▶ JOB
Find the lines of data that contain the string "What", then list them.

* * * * * * *

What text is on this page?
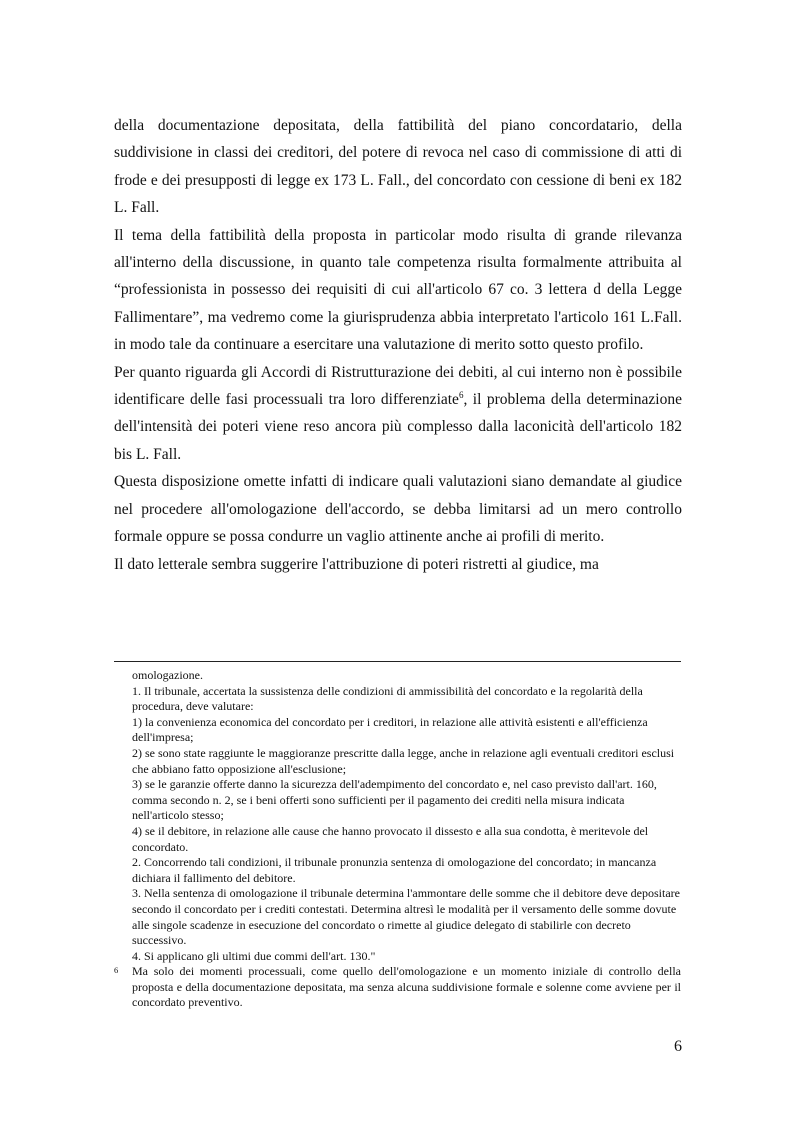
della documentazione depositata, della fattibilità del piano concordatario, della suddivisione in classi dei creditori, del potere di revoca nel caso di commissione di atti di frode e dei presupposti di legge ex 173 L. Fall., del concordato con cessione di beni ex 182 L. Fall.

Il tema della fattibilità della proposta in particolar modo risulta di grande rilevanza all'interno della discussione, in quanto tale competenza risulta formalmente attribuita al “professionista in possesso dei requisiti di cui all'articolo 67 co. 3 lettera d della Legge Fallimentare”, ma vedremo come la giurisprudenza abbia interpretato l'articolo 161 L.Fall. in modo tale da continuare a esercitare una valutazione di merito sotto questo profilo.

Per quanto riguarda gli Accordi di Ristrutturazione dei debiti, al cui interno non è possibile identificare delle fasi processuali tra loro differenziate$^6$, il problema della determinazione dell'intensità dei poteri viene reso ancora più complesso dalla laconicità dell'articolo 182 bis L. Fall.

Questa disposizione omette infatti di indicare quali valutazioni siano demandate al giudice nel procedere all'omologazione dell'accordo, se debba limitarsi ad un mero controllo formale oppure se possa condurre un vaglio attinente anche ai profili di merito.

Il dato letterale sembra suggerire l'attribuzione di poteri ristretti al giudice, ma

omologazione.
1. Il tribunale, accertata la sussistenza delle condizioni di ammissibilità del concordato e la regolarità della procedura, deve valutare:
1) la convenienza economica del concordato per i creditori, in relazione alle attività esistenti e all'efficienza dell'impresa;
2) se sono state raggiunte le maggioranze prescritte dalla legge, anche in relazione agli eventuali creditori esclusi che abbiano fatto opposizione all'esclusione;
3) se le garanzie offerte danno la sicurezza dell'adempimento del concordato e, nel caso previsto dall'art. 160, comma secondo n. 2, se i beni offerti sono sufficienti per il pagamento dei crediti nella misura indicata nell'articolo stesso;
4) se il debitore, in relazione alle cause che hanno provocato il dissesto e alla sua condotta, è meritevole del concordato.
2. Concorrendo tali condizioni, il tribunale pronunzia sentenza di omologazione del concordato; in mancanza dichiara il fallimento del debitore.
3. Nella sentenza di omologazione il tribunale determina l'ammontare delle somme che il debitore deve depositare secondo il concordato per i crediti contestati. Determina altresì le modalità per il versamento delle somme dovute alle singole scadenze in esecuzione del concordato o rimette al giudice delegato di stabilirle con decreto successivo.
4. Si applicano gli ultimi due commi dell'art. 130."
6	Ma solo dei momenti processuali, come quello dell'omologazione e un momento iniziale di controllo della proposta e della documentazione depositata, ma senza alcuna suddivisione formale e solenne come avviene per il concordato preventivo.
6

* * * * * * *

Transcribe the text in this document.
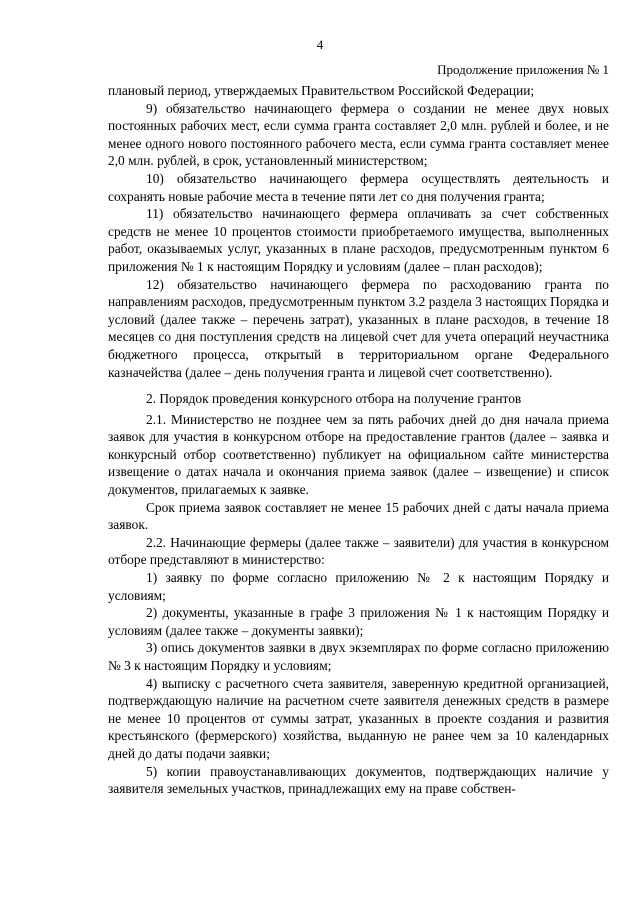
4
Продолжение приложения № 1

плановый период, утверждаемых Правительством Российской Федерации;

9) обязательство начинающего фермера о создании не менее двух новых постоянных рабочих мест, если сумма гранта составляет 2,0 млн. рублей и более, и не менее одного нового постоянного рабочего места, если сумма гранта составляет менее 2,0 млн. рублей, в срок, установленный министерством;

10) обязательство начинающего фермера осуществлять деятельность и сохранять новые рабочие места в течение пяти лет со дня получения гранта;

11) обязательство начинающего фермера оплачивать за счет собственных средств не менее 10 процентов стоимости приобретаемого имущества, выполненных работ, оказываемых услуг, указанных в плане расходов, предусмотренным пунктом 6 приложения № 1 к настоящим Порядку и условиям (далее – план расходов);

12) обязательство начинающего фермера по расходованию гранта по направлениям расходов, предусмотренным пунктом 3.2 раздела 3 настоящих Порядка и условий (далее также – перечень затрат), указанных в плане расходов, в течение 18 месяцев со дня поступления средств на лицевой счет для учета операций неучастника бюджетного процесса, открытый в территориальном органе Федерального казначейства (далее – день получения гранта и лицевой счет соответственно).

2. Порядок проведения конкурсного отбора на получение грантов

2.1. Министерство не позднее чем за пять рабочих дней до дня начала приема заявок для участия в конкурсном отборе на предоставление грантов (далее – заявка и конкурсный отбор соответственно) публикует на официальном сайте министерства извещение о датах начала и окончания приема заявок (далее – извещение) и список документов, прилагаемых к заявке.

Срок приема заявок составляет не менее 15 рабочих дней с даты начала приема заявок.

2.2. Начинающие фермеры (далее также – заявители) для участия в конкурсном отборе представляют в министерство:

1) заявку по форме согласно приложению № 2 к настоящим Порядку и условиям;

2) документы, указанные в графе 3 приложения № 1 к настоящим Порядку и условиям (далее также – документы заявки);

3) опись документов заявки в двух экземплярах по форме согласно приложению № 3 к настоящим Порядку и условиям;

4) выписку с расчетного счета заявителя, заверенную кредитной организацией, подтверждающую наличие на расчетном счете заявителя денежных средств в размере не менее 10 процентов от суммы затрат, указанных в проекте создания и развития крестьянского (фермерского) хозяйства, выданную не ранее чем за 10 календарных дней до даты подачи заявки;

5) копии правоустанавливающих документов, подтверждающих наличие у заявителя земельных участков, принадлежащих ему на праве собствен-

* * * * * * *

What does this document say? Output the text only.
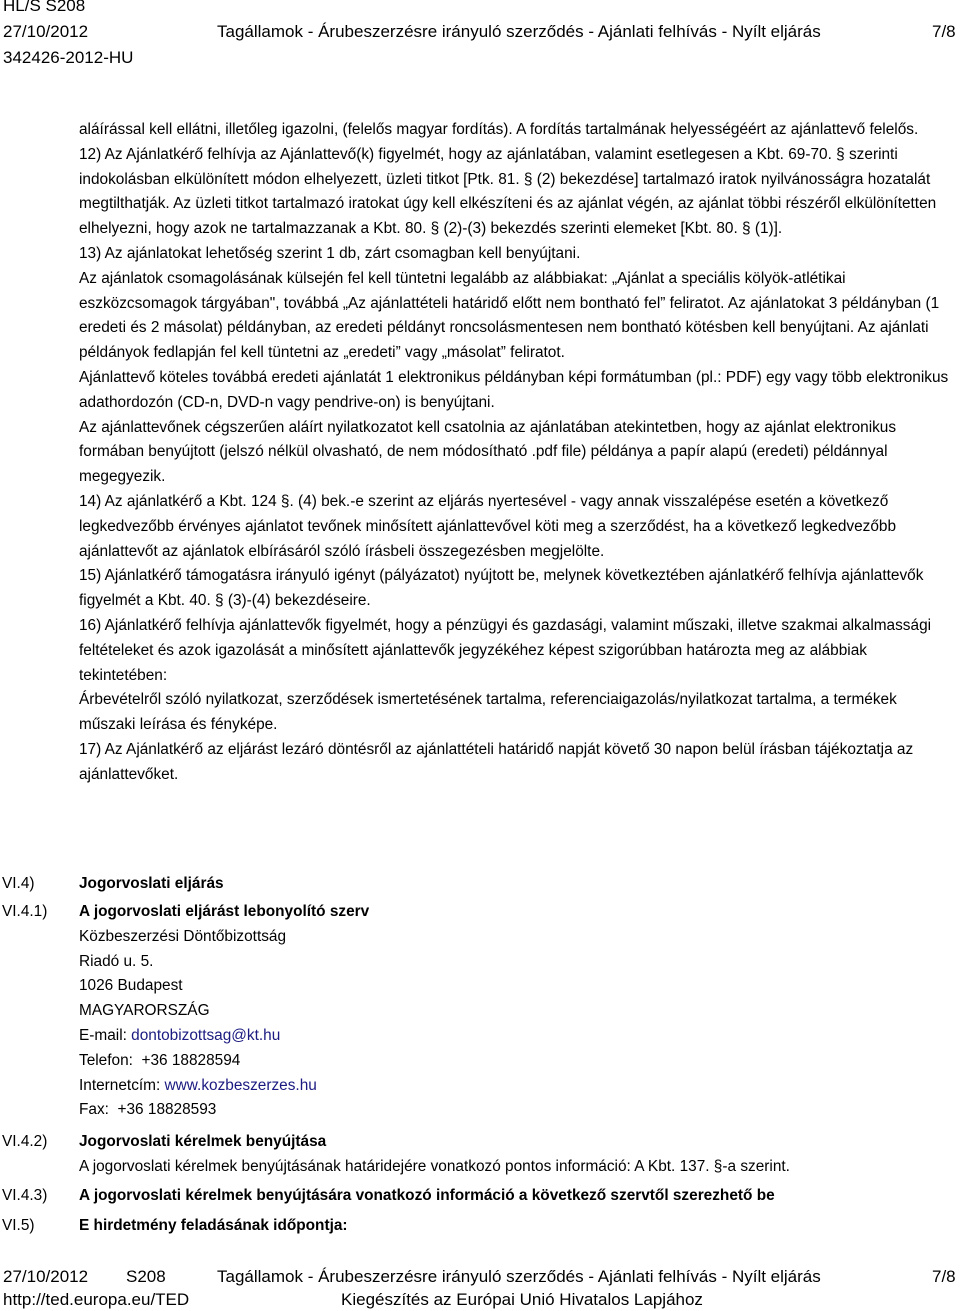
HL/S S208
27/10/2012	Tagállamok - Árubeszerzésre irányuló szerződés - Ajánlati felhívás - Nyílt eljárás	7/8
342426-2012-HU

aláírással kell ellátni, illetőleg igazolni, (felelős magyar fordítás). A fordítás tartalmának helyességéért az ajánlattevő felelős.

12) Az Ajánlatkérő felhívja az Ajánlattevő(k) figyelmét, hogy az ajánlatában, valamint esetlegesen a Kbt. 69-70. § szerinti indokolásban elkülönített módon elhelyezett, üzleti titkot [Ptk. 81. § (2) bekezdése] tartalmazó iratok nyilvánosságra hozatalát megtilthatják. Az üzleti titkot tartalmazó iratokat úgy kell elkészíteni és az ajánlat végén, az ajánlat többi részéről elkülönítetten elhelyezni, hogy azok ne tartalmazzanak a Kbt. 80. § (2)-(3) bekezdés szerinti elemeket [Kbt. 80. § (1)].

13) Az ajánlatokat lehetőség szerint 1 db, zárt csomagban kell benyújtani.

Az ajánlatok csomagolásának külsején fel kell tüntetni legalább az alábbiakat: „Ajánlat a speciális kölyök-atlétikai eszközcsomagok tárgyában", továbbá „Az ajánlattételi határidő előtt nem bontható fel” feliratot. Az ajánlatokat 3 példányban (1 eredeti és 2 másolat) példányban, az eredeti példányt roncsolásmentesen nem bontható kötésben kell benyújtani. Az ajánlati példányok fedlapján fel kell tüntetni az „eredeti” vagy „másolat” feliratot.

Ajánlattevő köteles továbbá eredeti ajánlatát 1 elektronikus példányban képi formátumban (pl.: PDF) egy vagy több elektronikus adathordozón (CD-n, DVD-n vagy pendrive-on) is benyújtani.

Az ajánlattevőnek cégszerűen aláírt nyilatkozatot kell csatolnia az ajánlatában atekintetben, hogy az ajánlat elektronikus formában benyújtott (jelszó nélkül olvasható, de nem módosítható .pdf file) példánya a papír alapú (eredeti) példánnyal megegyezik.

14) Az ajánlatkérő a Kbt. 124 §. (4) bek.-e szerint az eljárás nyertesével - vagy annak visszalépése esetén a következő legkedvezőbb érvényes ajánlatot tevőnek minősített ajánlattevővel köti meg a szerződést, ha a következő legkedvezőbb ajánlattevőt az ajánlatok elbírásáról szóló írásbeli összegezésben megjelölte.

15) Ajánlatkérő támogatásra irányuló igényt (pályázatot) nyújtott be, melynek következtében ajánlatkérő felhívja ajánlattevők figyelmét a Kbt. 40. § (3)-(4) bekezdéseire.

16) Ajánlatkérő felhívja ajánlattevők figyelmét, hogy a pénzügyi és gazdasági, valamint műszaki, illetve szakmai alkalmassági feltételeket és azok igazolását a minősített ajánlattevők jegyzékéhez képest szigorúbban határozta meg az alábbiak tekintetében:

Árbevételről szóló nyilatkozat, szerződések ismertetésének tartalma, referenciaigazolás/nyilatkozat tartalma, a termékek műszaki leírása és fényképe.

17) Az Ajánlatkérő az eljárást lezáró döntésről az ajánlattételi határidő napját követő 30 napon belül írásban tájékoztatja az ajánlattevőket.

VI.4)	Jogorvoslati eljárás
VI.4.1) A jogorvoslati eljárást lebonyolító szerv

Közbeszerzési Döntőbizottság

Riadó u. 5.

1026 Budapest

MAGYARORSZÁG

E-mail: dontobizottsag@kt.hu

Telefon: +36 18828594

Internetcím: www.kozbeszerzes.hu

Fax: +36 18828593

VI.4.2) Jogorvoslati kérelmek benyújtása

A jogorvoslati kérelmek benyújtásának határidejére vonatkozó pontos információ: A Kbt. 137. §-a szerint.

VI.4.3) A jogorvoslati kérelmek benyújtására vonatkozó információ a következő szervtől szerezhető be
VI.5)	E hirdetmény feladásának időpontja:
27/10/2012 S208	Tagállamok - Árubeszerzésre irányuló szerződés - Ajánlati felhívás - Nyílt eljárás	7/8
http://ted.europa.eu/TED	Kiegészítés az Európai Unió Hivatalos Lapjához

* * * * * * *

▶ EXERCISE OUTPUT
What text is on this page?
What does this document say? Output the text only.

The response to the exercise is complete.